_WHAT IS NEEDED_. Extract the lines that carry the string "Power" from the listing.

_DATASET EXCERPTS_.
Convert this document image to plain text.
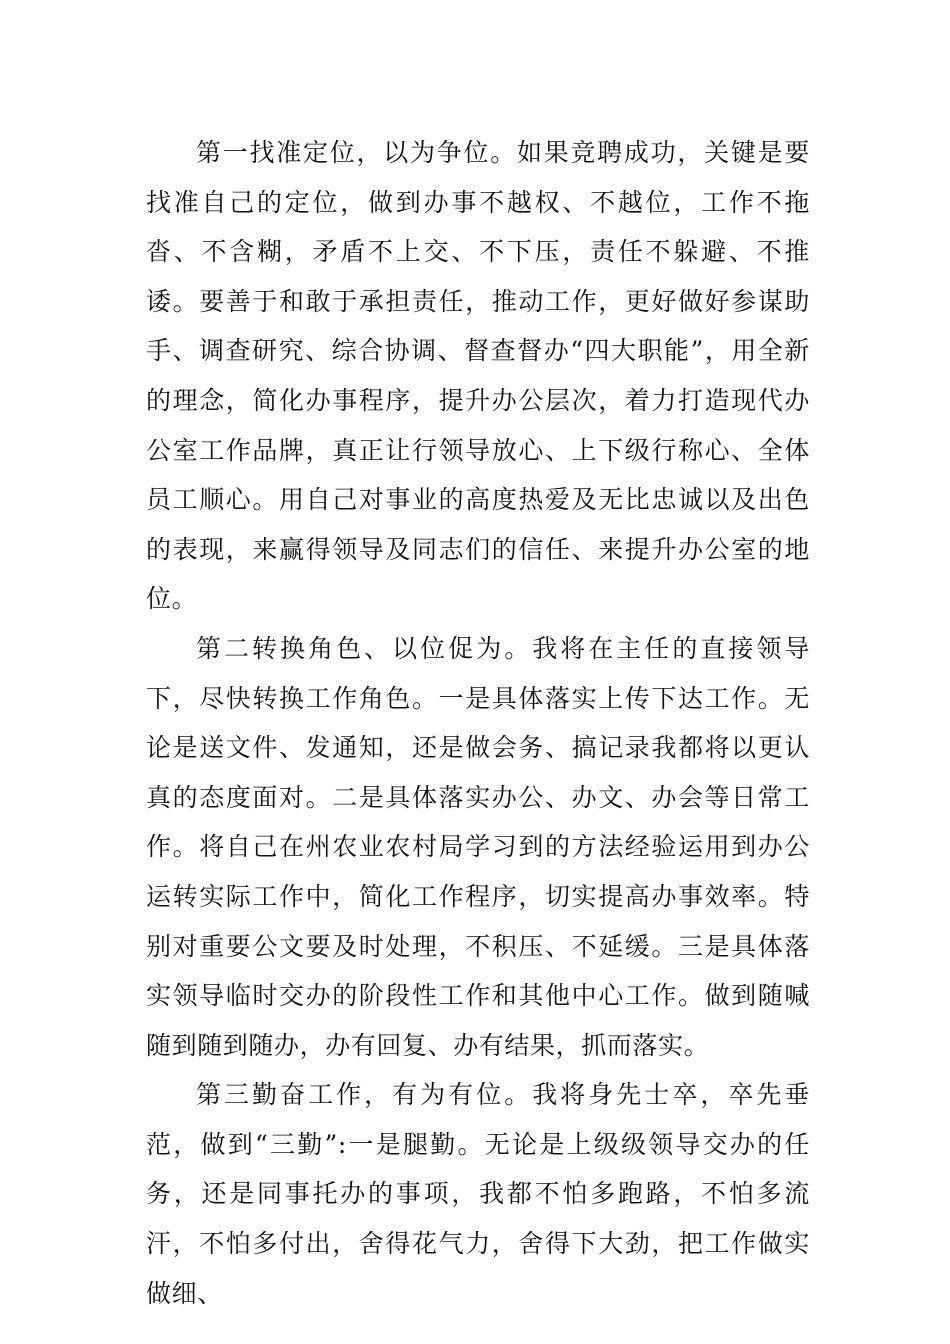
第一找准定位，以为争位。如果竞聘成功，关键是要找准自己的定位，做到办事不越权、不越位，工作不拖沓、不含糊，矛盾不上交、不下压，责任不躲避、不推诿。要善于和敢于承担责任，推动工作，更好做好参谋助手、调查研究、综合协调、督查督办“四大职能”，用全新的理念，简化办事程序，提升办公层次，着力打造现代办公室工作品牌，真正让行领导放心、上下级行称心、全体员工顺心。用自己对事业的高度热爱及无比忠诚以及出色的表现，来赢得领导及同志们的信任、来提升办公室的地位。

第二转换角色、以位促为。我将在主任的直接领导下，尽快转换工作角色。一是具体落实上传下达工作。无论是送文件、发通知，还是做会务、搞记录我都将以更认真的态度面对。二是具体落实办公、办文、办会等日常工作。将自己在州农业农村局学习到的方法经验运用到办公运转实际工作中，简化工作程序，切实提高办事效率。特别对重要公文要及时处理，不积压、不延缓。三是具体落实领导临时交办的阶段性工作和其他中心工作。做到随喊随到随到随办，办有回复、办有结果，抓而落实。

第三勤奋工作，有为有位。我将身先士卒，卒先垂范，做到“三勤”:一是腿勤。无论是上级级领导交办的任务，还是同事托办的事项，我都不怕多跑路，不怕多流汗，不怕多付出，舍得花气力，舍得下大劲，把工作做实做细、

...

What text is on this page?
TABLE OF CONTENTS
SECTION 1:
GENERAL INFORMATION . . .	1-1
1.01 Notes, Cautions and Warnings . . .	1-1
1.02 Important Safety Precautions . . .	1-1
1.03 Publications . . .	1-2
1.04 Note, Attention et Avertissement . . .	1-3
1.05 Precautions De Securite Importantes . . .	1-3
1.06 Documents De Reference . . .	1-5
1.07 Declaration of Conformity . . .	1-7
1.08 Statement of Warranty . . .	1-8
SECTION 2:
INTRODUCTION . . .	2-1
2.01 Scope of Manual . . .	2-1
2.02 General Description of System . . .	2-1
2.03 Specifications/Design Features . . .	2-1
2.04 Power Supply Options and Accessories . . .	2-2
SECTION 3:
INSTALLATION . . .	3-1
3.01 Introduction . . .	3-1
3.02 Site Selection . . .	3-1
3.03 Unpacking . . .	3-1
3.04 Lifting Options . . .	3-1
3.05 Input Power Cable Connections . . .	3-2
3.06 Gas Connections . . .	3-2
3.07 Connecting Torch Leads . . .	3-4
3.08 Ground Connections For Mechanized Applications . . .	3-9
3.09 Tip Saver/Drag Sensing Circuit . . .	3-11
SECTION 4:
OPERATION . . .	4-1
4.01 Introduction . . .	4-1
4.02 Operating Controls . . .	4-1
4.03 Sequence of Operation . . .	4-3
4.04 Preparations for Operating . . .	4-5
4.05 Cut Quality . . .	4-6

_RESPONSE_.
2.04 Power Supply Options and Accessories . . .	2-2
3.05 Input Power Cable Connections . . .	3-2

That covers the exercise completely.